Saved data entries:

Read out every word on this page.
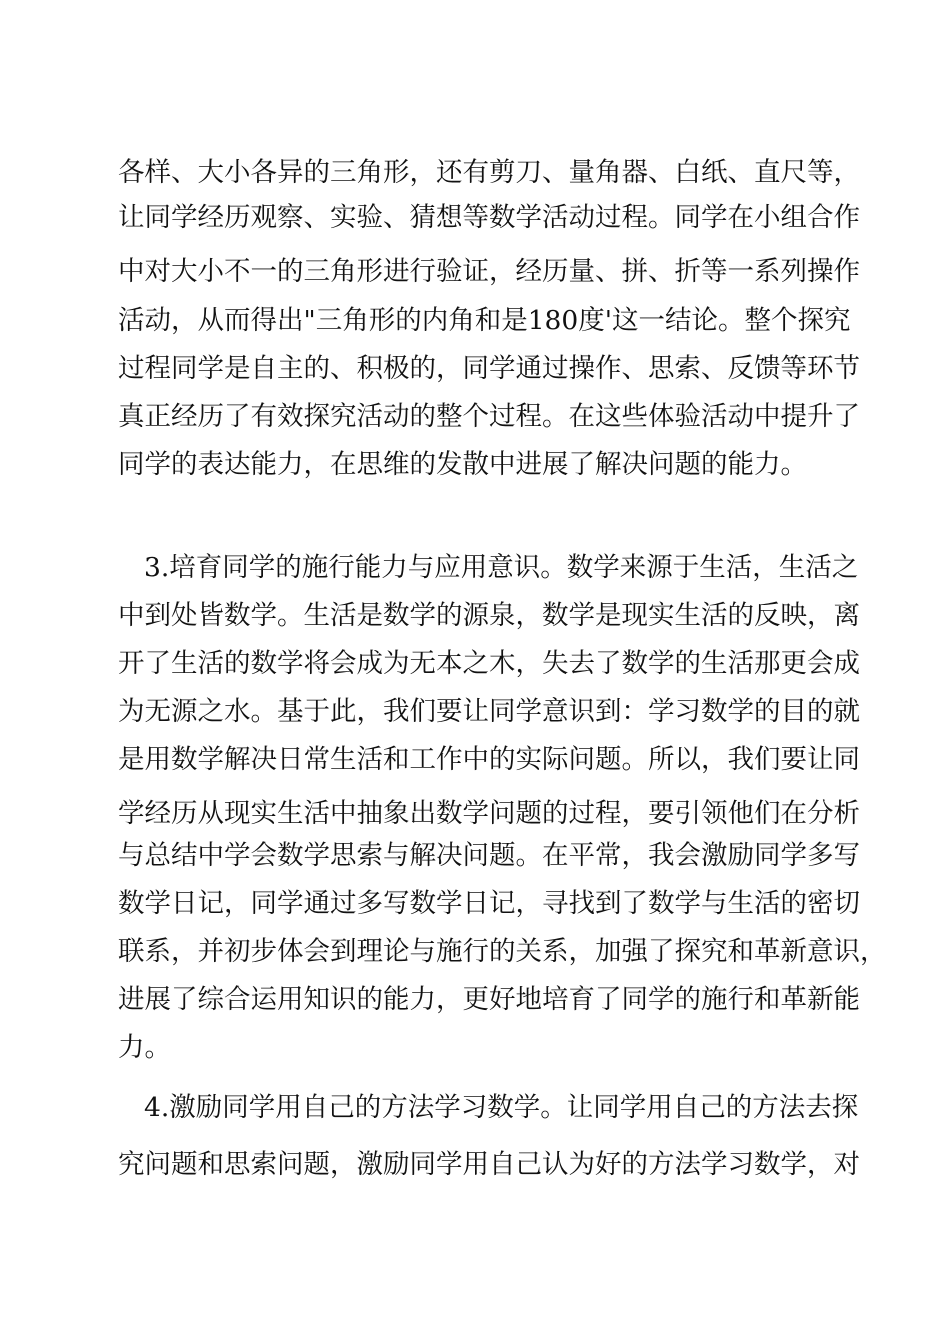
各样、大小各异的三角形，还有剪刀、量角器、白纸、直尺等，
让同学经历观察、实验、猜想等数学活动过程。同学在小组合作
中对大小不一的三角形进行验证，经历量、拼、折等一系列操作
活动，从而得出"三角形的内角和是180度'这一结论。整个探究
过程同学是自主的、积极的，同学通过操作、思索、反馈等环节
真正经历了有效探究活动的整个过程。在这些体验活动中提升了
同学的表达能力，在思维的发散中进展了解决问题的能力。
3.培育同学的施行能力与应用意识。数学来源于生活，生活之
中到处皆数学。生活是数学的源泉，数学是现实生活的反映，离
开了生活的数学将会成为无本之木，失去了数学的生活那更会成
为无源之水。基于此，我们要让同学意识到：学习数学的目的就
是用数学解决日常生活和工作中的实际问题。所以，我们要让同
学经历从现实生活中抽象出数学问题的过程，要引领他们在分析
与总结中学会数学思索与解决问题。在平常，我会激励同学多写
数学日记，同学通过多写数学日记，寻找到了数学与生活的密切
联系，并初步体会到理论与施行的关系，加强了探究和革新意识，
进展了综合运用知识的能力，更好地培育了同学的施行和革新能
力。
4.激励同学用自己的方法学习数学。让同学用自己的方法去探
究问题和思索问题，激励同学用自己认为好的方法学习数学，对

▶ **Stated goal**: Omit every picture while copying the listing above exactly.

▶ **Expected answer**:
Read out every word on this page.
各样、大小各异的三角形，还有剪刀、量角器、白纸、直尺等，
让同学经历观察、实验、猜想等数学活动过程。同学在小组合作
中对大小不一的三角形进行验证，经历量、拼、折等一系列操作
活动，从而得出"三角形的内角和是180度'这一结论。整个探究
过程同学是自主的、积极的，同学通过操作、思索、反馈等环节
真正经历了有效探究活动的整个过程。在这些体验活动中提升了
同学的表达能力，在思维的发散中进展了解决问题的能力。
3.培育同学的施行能力与应用意识。数学来源于生活，生活之
中到处皆数学。生活是数学的源泉，数学是现实生活的反映，离
开了生活的数学将会成为无本之木，失去了数学的生活那更会成
为无源之水。基于此，我们要让同学意识到：学习数学的目的就
是用数学解决日常生活和工作中的实际问题。所以，我们要让同
学经历从现实生活中抽象出数学问题的过程，要引领他们在分析
与总结中学会数学思索与解决问题。在平常，我会激励同学多写
数学日记，同学通过多写数学日记，寻找到了数学与生活的密切
联系，并初步体会到理论与施行的关系，加强了探究和革新意识，
进展了综合运用知识的能力，更好地培育了同学的施行和革新能
力。
4.激励同学用自己的方法学习数学。让同学用自己的方法去探
究问题和思索问题，激励同学用自己认为好的方法学习数学，对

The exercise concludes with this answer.